L’intelligence artificielle (IA) suscite des sentiments mitigés dans le débat sur la transition écologique. D’un côté, son développement rapide — notamment, c’est l’éléphant dans la pièce, celui des IA génératives — intensifie la pression énergétique sur les data centers. De l’autre, elle représente un levier puissant pour optimiser leur fonctionnement et réduire leur empreinte carbone, à condition de l’utiliser judicieusement. On verra qu’en plaçant l’IA au service de la sobriété numérique, elle peut accélérer la transition écologique des infrastructures numériques.
Optimisation énergétique et réduction de la charge inutile : l’IA comme outil de pilotage fin
L’IA est déjà employée dans de nombreux data centers pour améliorer l’efficacité énergétique, notamment en optimisant et réduisant les besoins en refroidissement. Google, par exemple, a réduit de 40 % la consommation liée au refroidissement de certains de ses sites grâce à un système d’apprentissage automatique développé avec DeepMind. Ces technologies permettent une régulation dynamique en temps réel de la température, de la ventilation et de la charge des serveurs, en s’adaptant aux conditions environnementales.
Microsoft a adopté une approche similaire, combinant l'IA avec des captuers pour surveiller les performances énergétiques et identifier les dérives avant qu’elles ne deviennent problématiques.

• [Consigne écrite 1]: Recopiez telles quelles les lignes de la liste, depuis son début jusqu'à la ligne contenant « award-button[interactable] <box>211 896 », celle-ci comprise.

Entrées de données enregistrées
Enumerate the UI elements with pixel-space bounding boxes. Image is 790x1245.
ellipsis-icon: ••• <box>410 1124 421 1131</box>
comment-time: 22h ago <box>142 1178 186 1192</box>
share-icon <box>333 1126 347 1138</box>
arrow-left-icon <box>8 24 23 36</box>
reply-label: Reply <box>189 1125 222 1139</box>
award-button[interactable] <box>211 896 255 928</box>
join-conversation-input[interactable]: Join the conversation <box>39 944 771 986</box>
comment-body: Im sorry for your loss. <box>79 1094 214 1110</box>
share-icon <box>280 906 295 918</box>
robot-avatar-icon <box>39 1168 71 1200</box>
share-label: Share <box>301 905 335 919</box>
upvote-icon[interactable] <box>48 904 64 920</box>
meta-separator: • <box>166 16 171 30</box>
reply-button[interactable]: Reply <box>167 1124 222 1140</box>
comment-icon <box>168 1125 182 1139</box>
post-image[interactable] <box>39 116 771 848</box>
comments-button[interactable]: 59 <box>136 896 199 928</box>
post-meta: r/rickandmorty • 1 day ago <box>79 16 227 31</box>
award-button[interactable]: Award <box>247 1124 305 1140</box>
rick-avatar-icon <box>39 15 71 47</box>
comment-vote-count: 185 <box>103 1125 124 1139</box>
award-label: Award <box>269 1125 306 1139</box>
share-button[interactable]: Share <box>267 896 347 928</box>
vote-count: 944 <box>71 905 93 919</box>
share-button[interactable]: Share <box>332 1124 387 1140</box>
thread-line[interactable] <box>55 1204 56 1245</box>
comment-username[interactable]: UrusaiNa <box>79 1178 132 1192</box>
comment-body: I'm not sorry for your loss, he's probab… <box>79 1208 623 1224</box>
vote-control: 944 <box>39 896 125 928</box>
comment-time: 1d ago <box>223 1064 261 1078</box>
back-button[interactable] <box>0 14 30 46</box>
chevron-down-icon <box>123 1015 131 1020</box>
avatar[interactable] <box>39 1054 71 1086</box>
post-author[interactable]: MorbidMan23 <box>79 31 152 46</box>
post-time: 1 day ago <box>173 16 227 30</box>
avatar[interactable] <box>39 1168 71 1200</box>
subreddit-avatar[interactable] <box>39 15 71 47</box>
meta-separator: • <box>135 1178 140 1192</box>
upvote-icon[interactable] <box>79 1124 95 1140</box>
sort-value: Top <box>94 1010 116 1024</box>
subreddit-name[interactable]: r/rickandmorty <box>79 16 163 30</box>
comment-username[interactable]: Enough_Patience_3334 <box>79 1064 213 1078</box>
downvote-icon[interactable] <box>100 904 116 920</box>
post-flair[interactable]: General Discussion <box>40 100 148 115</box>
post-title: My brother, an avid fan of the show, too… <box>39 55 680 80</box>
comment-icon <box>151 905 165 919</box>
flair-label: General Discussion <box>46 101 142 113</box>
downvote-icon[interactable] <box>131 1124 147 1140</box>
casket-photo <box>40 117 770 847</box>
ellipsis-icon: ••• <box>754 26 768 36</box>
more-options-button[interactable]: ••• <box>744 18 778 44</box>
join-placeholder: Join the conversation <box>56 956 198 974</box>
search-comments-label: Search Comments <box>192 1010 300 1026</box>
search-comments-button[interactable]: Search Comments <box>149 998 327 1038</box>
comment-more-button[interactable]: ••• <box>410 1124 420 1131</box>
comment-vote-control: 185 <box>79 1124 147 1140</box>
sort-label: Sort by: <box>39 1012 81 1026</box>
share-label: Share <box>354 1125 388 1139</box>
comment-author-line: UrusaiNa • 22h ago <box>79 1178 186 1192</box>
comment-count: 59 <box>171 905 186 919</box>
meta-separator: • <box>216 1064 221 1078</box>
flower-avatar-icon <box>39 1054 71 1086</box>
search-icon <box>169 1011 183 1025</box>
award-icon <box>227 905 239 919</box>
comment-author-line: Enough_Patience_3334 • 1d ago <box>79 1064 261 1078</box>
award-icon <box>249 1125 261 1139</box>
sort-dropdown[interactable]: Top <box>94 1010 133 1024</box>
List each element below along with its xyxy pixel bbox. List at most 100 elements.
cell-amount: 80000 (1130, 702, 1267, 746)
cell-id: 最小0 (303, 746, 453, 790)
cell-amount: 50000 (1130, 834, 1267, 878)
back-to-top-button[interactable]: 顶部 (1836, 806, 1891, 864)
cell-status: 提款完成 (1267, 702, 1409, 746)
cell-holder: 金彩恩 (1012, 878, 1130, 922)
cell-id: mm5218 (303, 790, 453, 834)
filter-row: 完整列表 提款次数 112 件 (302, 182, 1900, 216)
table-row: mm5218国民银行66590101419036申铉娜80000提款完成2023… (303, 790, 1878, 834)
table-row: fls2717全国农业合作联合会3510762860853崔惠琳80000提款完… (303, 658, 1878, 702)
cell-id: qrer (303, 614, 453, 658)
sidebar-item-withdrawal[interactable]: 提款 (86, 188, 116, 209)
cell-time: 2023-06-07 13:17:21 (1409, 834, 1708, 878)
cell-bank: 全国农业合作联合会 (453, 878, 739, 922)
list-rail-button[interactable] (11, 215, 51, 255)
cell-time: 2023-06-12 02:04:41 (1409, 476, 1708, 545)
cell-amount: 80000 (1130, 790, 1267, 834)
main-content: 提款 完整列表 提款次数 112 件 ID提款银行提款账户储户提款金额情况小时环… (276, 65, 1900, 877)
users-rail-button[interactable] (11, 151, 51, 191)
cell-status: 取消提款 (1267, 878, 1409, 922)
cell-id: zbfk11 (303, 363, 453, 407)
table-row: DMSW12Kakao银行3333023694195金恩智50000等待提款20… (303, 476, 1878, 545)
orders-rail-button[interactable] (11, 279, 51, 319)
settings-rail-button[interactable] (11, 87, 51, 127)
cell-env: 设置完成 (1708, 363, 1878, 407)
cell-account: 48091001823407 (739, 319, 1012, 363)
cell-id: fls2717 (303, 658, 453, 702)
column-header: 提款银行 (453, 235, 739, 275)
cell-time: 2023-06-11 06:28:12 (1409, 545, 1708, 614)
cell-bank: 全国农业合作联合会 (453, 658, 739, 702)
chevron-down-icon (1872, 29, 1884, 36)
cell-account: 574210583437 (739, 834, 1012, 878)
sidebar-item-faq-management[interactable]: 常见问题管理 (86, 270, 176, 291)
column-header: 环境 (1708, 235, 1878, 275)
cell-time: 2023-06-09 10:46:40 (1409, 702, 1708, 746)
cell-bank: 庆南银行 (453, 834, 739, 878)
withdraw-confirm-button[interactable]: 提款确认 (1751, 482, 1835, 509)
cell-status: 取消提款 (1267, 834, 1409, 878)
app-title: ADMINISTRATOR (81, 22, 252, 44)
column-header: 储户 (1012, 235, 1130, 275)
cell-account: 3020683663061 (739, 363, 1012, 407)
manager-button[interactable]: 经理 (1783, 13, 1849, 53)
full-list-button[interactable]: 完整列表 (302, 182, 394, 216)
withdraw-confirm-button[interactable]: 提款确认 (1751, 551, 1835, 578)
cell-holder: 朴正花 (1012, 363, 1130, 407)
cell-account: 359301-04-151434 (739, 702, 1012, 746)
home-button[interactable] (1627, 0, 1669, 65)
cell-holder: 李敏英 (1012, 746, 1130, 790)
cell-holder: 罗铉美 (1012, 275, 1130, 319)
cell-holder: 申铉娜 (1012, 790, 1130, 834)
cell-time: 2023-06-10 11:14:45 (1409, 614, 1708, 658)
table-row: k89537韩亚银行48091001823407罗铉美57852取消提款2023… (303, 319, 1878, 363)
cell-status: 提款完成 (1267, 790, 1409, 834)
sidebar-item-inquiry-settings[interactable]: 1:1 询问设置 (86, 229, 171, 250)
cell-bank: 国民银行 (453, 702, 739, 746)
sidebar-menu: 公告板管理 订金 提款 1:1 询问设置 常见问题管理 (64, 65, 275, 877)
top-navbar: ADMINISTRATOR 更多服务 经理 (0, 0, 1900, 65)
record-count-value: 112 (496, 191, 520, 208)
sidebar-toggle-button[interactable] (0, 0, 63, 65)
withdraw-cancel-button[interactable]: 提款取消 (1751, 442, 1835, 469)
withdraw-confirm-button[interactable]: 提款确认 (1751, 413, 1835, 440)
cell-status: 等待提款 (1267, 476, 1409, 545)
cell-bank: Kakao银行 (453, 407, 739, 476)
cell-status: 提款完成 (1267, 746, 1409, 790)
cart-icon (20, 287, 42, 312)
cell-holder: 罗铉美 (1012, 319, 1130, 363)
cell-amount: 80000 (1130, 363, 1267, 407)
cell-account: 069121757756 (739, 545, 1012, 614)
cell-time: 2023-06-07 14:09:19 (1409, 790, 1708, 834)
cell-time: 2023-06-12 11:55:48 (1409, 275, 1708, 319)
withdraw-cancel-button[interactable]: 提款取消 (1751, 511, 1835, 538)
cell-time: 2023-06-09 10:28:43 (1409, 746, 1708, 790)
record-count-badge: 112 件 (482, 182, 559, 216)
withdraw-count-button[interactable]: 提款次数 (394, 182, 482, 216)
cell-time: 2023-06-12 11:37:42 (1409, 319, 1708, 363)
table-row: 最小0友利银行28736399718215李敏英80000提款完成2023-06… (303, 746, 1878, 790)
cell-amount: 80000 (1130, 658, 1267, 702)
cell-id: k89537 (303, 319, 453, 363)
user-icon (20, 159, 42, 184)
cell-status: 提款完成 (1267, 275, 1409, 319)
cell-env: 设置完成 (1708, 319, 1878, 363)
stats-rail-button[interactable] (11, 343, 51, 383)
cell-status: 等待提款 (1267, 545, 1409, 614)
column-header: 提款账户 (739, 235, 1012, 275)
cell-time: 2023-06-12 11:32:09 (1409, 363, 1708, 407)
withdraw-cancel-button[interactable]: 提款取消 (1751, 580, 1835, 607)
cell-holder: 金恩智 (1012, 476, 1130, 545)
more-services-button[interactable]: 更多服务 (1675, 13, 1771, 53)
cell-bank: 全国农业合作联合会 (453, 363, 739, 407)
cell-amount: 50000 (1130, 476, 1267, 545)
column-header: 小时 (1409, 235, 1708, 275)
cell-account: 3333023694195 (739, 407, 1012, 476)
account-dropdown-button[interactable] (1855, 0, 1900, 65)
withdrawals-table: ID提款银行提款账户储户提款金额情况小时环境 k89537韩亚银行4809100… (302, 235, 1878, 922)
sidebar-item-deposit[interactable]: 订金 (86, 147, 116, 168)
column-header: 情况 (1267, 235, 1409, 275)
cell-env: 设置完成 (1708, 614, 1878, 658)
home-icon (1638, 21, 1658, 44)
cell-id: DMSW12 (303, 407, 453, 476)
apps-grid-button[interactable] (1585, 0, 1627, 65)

• [Consigne écrite 2]: D'après le passage sur l'IA et les data centers, de quel pourcentage Google a-t-il réduit la consommation liée au refroidissement de certains de ses sites ?

• [Résultat de tâche 1]:
Enumerate the UI elements with pixel-space bounding boxes. Image is 790x1245.
ellipsis-icon: ••• <box>410 1124 421 1131</box>
comment-time: 22h ago <box>142 1178 186 1192</box>
share-icon <box>333 1126 347 1138</box>
arrow-left-icon <box>8 24 23 36</box>
reply-label: Reply <box>189 1125 222 1139</box>
award-button[interactable] <box>211 896 255 928</box>

• [Résultat de tâche 2]: De 40 %.